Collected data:
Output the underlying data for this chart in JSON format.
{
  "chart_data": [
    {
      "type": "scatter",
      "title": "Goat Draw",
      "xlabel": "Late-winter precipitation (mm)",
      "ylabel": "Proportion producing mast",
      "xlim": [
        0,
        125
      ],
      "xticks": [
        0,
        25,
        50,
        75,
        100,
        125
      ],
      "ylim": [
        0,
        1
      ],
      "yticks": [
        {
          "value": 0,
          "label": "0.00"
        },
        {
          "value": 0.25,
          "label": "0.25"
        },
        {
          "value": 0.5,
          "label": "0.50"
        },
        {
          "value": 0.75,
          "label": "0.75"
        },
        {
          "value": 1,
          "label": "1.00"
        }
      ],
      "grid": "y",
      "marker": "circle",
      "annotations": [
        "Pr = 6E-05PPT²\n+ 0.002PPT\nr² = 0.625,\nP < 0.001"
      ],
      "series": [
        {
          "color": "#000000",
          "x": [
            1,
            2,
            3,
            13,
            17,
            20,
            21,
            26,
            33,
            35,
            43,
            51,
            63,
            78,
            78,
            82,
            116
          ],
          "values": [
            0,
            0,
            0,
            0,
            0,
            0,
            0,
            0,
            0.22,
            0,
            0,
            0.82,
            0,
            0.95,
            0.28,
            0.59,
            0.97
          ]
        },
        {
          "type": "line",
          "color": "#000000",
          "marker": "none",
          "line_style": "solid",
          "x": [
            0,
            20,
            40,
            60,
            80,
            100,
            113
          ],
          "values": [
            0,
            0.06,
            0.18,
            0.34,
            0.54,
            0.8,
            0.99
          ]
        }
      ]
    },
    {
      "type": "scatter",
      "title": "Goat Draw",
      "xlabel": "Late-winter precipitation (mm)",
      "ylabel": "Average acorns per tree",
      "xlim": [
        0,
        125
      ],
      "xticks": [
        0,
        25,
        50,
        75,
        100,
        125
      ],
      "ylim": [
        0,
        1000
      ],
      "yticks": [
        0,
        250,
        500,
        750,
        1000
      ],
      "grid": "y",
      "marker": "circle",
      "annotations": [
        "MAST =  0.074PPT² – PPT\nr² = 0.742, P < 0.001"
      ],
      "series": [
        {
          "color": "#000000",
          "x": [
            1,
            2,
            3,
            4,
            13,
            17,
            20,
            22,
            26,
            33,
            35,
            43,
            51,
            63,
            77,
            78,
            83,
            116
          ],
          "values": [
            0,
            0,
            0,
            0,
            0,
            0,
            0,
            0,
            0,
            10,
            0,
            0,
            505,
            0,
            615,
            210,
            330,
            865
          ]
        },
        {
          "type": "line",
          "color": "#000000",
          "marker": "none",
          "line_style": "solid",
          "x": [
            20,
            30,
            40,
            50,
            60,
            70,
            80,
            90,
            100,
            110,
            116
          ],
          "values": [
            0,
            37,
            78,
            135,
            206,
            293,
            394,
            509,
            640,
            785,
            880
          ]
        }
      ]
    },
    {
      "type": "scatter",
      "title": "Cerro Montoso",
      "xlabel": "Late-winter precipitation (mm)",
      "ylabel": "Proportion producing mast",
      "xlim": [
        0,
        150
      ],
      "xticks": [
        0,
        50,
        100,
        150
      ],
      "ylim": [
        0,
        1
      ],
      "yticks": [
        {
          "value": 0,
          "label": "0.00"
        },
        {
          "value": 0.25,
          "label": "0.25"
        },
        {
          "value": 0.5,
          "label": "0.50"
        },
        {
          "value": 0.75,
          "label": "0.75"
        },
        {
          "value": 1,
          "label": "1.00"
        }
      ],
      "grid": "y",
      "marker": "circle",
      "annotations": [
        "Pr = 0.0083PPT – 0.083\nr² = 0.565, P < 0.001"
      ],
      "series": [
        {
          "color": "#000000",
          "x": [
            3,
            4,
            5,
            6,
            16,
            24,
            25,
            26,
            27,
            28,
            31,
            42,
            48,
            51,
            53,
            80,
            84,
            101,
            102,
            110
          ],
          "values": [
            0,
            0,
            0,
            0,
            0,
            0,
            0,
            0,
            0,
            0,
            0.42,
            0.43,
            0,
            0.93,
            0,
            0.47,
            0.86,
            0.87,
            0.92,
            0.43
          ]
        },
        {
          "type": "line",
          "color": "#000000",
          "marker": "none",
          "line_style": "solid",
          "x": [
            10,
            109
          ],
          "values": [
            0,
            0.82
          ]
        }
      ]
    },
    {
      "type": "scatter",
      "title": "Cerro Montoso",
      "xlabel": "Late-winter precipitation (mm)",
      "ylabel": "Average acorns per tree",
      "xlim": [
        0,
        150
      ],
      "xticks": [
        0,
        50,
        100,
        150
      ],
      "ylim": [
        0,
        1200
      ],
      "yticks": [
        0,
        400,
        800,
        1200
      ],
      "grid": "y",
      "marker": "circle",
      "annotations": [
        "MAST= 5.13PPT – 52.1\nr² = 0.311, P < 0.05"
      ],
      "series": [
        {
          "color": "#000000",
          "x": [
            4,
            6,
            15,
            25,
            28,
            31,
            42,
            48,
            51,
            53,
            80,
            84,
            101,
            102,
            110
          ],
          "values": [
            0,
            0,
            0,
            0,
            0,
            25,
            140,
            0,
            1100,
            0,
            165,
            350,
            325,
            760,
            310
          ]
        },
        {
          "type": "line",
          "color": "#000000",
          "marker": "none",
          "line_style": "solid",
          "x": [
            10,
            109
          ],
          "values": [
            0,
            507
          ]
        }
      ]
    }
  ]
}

**Stated goal**
Print all of the data exactly as it was given.

**Written solution**
Output the underlying data for this chart in JSON format.
{
  "chart_data": [
    {
      "type": "scatter",
      "title": "Goat Draw",
      "xlabel": "Late-winter precipitation (mm)",
      "ylabel": "Proportion producing mast",
      "xlim": [
        0,
        125
      ],
      "xticks": [
        0,
        25,
        50,
        75,
        100,
        125
      ],
      "ylim": [
        0,
        1
      ],
      "yticks": [
        {
          "value": 0,
          "label": "0.00"
        },
        {
          "value": 0.25,
          "label": "0.25"
        },
        {
          "value": 0.5,
          "label": "0.50"
        },
        {
          "value": 0.75,
          "label": "0.75"
        },
        {
          "value": 1,
          "label": "1.00"
        }
      ],
      "grid": "y",
      "marker": "circle",
      "annotations": [
        "Pr = 6E-05PPT²\n+ 0.002PPT\nr² = 0.625,\nP < 0.001"
      ],
      "series": [
        {
          "color": "#000000",
          "x": [
            1,
            2,
            3,
            13,
            17,
            20,
            21,
            26,
            33,
            35,
            43,
            51,
            63,
            78,
            78,
            82,
            116
          ],
          "values": [
            0,
            0,
            0,
            0,
            0,
            0,
            0,
            0,
            0.22,
            0,
            0,
            0.82,
            0,
            0.95,
            0.28,
            0.59,
            0.97
          ]
        },
        {
          "type": "line",
          "color": "#000000",
          "marker": "none",
          "line_style": "solid",
          "x": [
            0,
            20,
            40,
            60,
            80,
            100,
            113
          ],
          "values": [
            0,
            0.06,
            0.18,
            0.34,
            0.54,
            0.8,
            0.99
          ]
        }
      ]
    },
    {
      "type": "scatter",
      "title": "Goat Draw",
      "xlabel": "Late-winter precipitation (mm)",
      "ylabel": "Average acorns per tree",
      "xlim": [
        0,
        125
      ],
      "xticks": [
        0,
        25,
        50,
        75,
        100,
        125
      ],
      "ylim": [
        0,
        1000
      ],
      "yticks": [
        0,
        250,
        500,
        750,
        1000
      ],
      "grid": "y",
      "marker": "circle",
      "annotations": [
        "MAST =  0.074PPT² – PPT\nr² = 0.742, P < 0.001"
      ],
      "series": [
        {
          "color": "#000000",
          "x": [
            1,
            2,
            3,
            4,
            13,
            17,
            20,
            22,
            26,
            33,
            35,
            43,
            51,
            63,
            77,
            78,
            83,
            116
          ],
          "values": [
            0,
            0,
            0,
            0,
            0,
            0,
            0,
            0,
            0,
            10,
            0,
            0,
            505,
            0,
            615,
            210,
            330,
            865
          ]
        },
        {
          "type": "line",
          "color": "#000000",
          "marker": "none",
          "line_style": "solid",
          "x": [
            20,
            30,
            40,
            50,
            60,
            70,
            80,
            90,
            100,
            110,
            116
          ],
          "values": [
            0,
            37,
            78,
            135,
            206,
            293,
            394,
            509,
            640,
            785,
            880
          ]
        }
      ]
    },
    {
      "type": "scatter",
      "title": "Cerro Montoso",
      "xlabel": "Late-winter precipitation (mm)",
      "ylabel": "Proportion producing mast",
      "xlim": [
        0,
        150
      ],
      "xticks": [
        0,
        50,
        100,
        150
      ],
      "ylim": [
        0,
        1
      ],
      "yticks": [
        {
          "value": 0,
          "label": "0.00"
        },
        {
          "value": 0.25,
          "label": "0.25"
        },
        {
          "value": 0.5,
          "label": "0.50"
        },
        {
          "value": 0.75,
          "label": "0.75"
        },
        {
          "value": 1,
          "label": "1.00"
        }
      ],
      "grid": "y",
      "marker": "circle",
      "annotations": [
        "Pr = 0.0083PPT – 0.083\nr² = 0.565, P < 0.001"
      ],
      "series": [
        {
          "color": "#000000",
          "x": [
            3,
            4,
            5,
            6,
            16,
            24,
            25,
            26,
            27,
            28,
            31,
            42,
            48,
            51,
            53,
            80,
            84,
            101,
            102,
            110
          ],
          "values": [
            0,
            0,
            0,
            0,
            0,
            0,
            0,
            0,
            0,
            0,
            0.42,
            0.43,
            0,
            0.93,
            0,
            0.47,
            0.86,
            0.87,
            0.92,
            0.43
          ]
        },
        {
          "type": "line",
          "color": "#000000",
          "marker": "none",
          "line_style": "solid",
          "x": [
            10,
            109
          ],
          "values": [
            0,
            0.82
          ]
        }
      ]
    },
    {
      "type": "scatter",
      "title": "Cerro Montoso",
      "xlabel": "Late-winter precipitation (mm)",
      "ylabel": "Average acorns per tree",
      "xlim": [
        0,
        150
      ],
      "xticks": [
        0,
        50,
        100,
        150
      ],
      "ylim": [
        0,
        1200
      ],
      "yticks": [
        0,
        400,
        800,
        1200
      ],
      "grid": "y",
      "marker": "circle",
      "annotations": [
        "MAST= 5.13PPT – 52.1\nr² = 0.311, P < 0.05"
      ],
      "series": [
        {
          "color": "#000000",
          "x": [
            4,
            6,
            15,
            25,
            28,
            31,
            42,
            48,
            51,
            53,
            80,
            84,
            101,
            102,
            110
          ],
          "values": [
            0,
            0,
            0,
            0,
            0,
            25,
            140,
            0,
            1100,
            0,
            165,
            350,
            325,
            760,
            310
          ]
        },
        {
          "type": "line",
          "color": "#000000",
          "marker": "none",
          "line_style": "solid",
          "x": [
            10,
            109
          ],
          "values": [
            0,
            507
          ]
        }
      ]
    }
  ]
}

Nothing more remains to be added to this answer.